Problem –
Gather each line containing the string "Server" from these entries.

Rows –

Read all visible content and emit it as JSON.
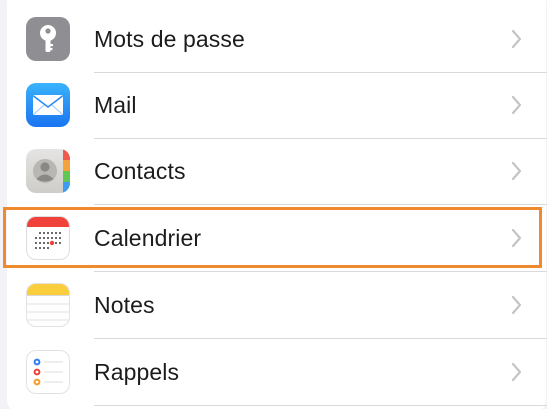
{
  "settings": {
    "items": [
      {
        "label": "Mots de passe",
        "icon": "key-icon"
      },
      {
        "label": "Mail",
        "icon": "envelope-icon"
      },
      {
        "label": "Contacts",
        "icon": "contacts-card-icon"
      },
      {
        "label": "Calendrier",
        "icon": "calendar-icon",
        "highlighted": true
      },
      {
        "label": "Notes",
        "icon": "notes-icon"
      },
      {
        "label": "Rappels",
        "icon": "reminders-list-icon"
      }
    ]
  },
  "colors": {
    "highlight": "#f08a2e",
    "chevron": "#c4c4c7",
    "label": "#1c1c1e",
    "background": "#f2f2f7"
  }
}
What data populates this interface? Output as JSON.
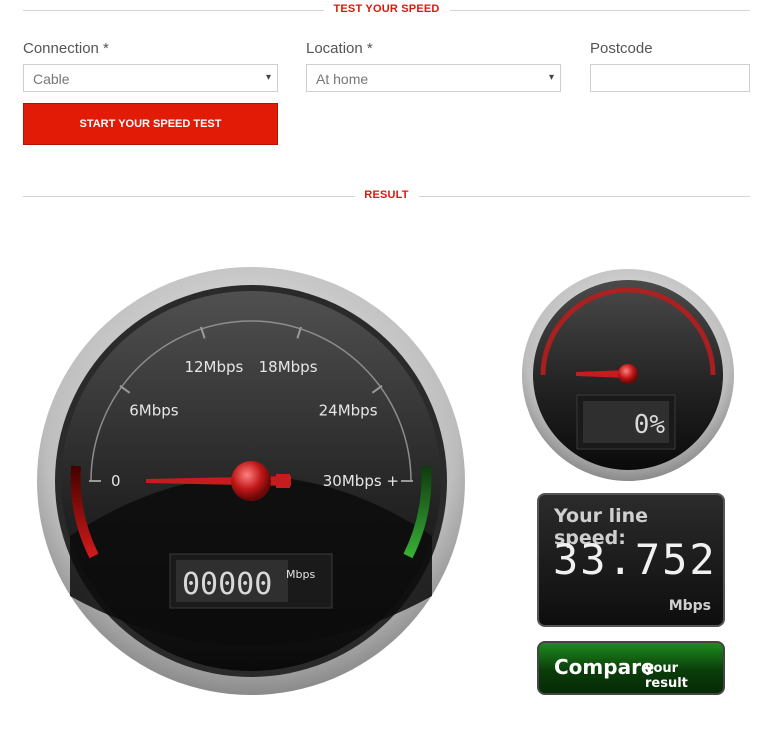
{
  "sections": {
    "test_title": "TEST YOUR SPEED",
    "result_title": "RESULT"
  },
  "form": {
    "connection_label": "Connection *",
    "connection_value": "Cable",
    "location_label": "Location *",
    "location_value": "At home",
    "postcode_label": "Postcode",
    "postcode_value": "",
    "start_button": "START YOUR SPEED TEST"
  },
  "main_gauge": {
    "tick_labels": [
      "0",
      "6Mbps",
      "12Mbps",
      "18Mbps",
      "24Mbps",
      "30Mbps +"
    ],
    "needle_value_mbps": 0,
    "readout": "00000",
    "readout_unit": "Mbps"
  },
  "small_gauge": {
    "percent_readout": "0%",
    "needle_fraction": 0
  },
  "line_speed": {
    "title": "Your line speed:",
    "value": "33.752",
    "unit": "Mbps"
  },
  "compare": {
    "main_label": "Compare",
    "sub_label": "your result"
  },
  "colors": {
    "accent_red": "#e21b06",
    "title_red": "#d61a0f",
    "gauge_green": "#2fa12f",
    "compare_green": "#1f8b1f"
  },
  "icons": {
    "select_caret": "▾"
  }
}
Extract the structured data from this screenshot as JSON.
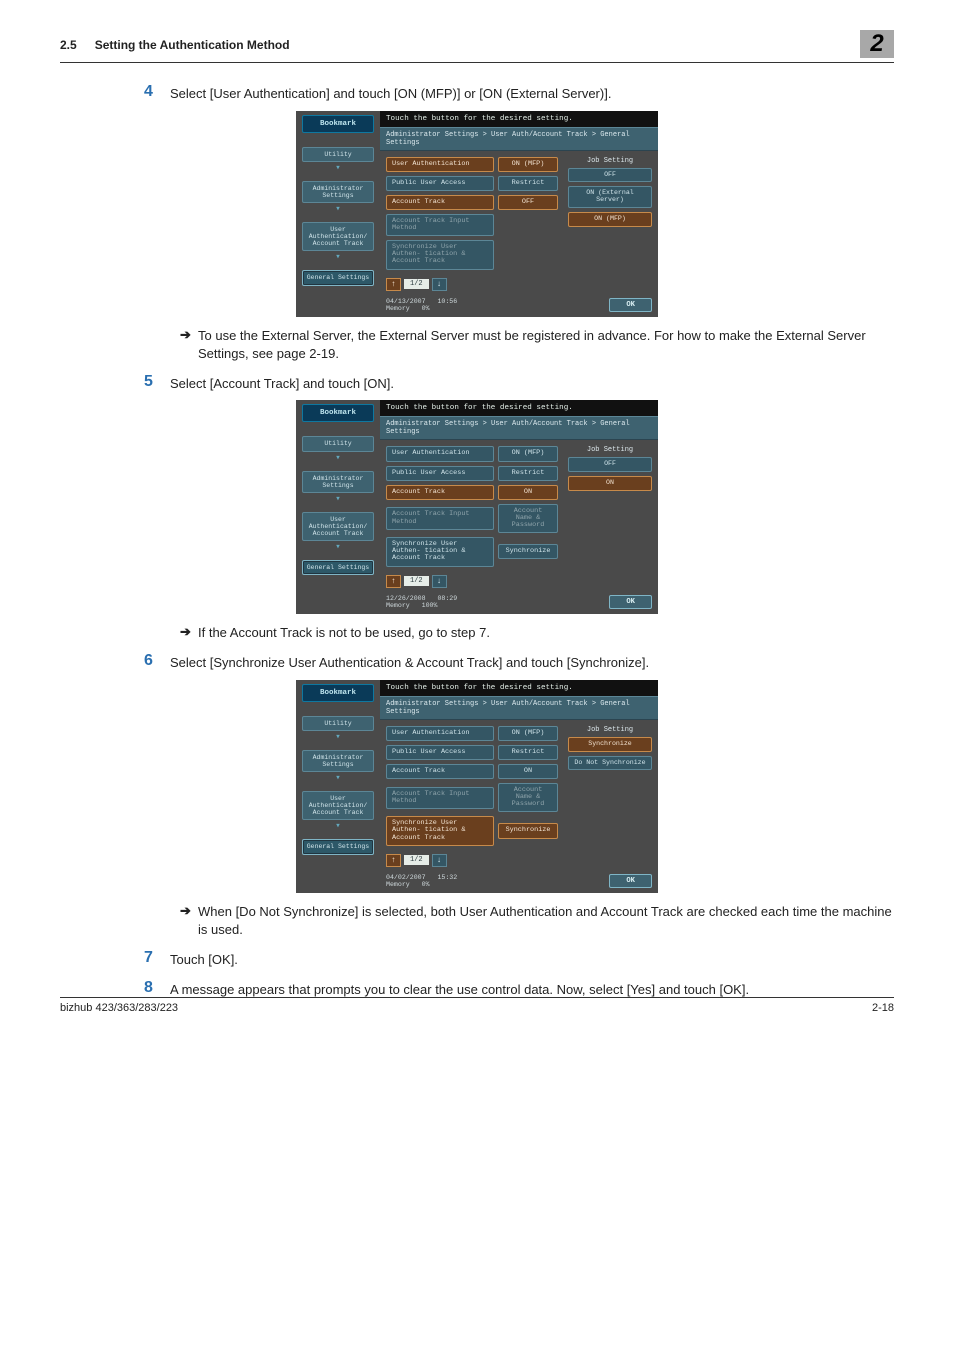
{
  "header": {
    "section_num": "2.5",
    "section_title": "Setting the Authentication Method",
    "chapter": "2"
  },
  "steps": {
    "s4": {
      "num": "4",
      "text": "Select [User Authentication] and touch [ON (MFP)] or [ON (External Server)]."
    },
    "n4": "To use the External Server, the External Server must be registered in advance. For how to make the External Server Settings, see page 2-19.",
    "s5": {
      "num": "5",
      "text": "Select [Account Track] and touch [ON]."
    },
    "n5": "If the Account Track is not to be used, go to step 7.",
    "s6": {
      "num": "6",
      "text": "Select [Synchronize User Authentication & Account Track] and touch [Synchronize]."
    },
    "n6": "When [Do Not Synchronize] is selected, both User Authentication and Account Track are checked each time the machine is used.",
    "s7": {
      "num": "7",
      "text": "Touch [OK]."
    },
    "s8": {
      "num": "8",
      "text": "A message appears that prompts you to clear the use control data. Now, select [Yes] and touch [OK]."
    }
  },
  "panel_common": {
    "title": "Touch the button for the desired setting.",
    "breadcrumb": "Administrator Settings > User Auth/Account Track  > General Settings",
    "bookmark": "Bookmark",
    "left_nav": [
      "Utility",
      "Administrator\nSettings",
      "User\nAuthentication/\nAccount Track",
      "General Settings"
    ],
    "job_setting": "Job Setting",
    "pager": "1/2",
    "ok": "OK",
    "memory_label": "Memory"
  },
  "panel1": {
    "rows": [
      {
        "label": "User Authentication",
        "val": "ON (MFP)",
        "sel": true
      },
      {
        "label": "Public User Access",
        "val": "Restrict"
      },
      {
        "label": "Account Track",
        "val": "OFF",
        "sel": true
      },
      {
        "label": "Account Track\nInput Method",
        "muted": true
      },
      {
        "label": "Synchronize User Authen-\ntication & Account Track",
        "muted": true
      }
    ],
    "side": [
      {
        "label": "OFF"
      },
      {
        "label": "ON\n(External Server)"
      },
      {
        "label": "ON (MFP)",
        "sel": true
      }
    ],
    "footer": {
      "date": "04/13/2007",
      "time": "10:56",
      "memory": "0%"
    }
  },
  "panel2": {
    "rows": [
      {
        "label": "User Authentication",
        "val": "ON (MFP)"
      },
      {
        "label": "Public User Access",
        "val": "Restrict"
      },
      {
        "label": "Account Track",
        "val": "ON",
        "sel": true
      },
      {
        "label": "Account Track\nInput Method",
        "val": "Account Name &\nPassword",
        "muted": true
      },
      {
        "label": "Synchronize User Authen-\ntication & Account Track",
        "val": "Synchronize"
      }
    ],
    "side": [
      {
        "label": "OFF"
      },
      {
        "label": "ON",
        "sel": true
      }
    ],
    "footer": {
      "date": "12/26/2008",
      "time": "08:29",
      "memory": "100%"
    }
  },
  "panel3": {
    "rows": [
      {
        "label": "User Authentication",
        "val": "ON (MFP)"
      },
      {
        "label": "Public User Access",
        "val": "Restrict"
      },
      {
        "label": "Account Track",
        "val": "ON"
      },
      {
        "label": "Account Track\nInput Method",
        "val": "Account Name &\nPassword",
        "muted": true
      },
      {
        "label": "Synchronize User Authen-\ntication & Account Track",
        "val": "Synchronize",
        "sel": true
      }
    ],
    "side": [
      {
        "label": "Synchronize",
        "sel": true
      },
      {
        "label": "Do Not\nSynchronize"
      }
    ],
    "footer": {
      "date": "04/02/2007",
      "time": "15:32",
      "memory": "0%"
    }
  },
  "footer": {
    "left": "bizhub 423/363/283/223",
    "right": "2-18"
  }
}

Complete output –
      "text": "Select [User Authentication] and touch [ON (MFP)] or [ON (External Server)]."
    "n4": "To use the External Server, the External Server must be registered in advance. For how to make the External Server Settings, see page 2-19.",
        "label": "ON\n(External Server)"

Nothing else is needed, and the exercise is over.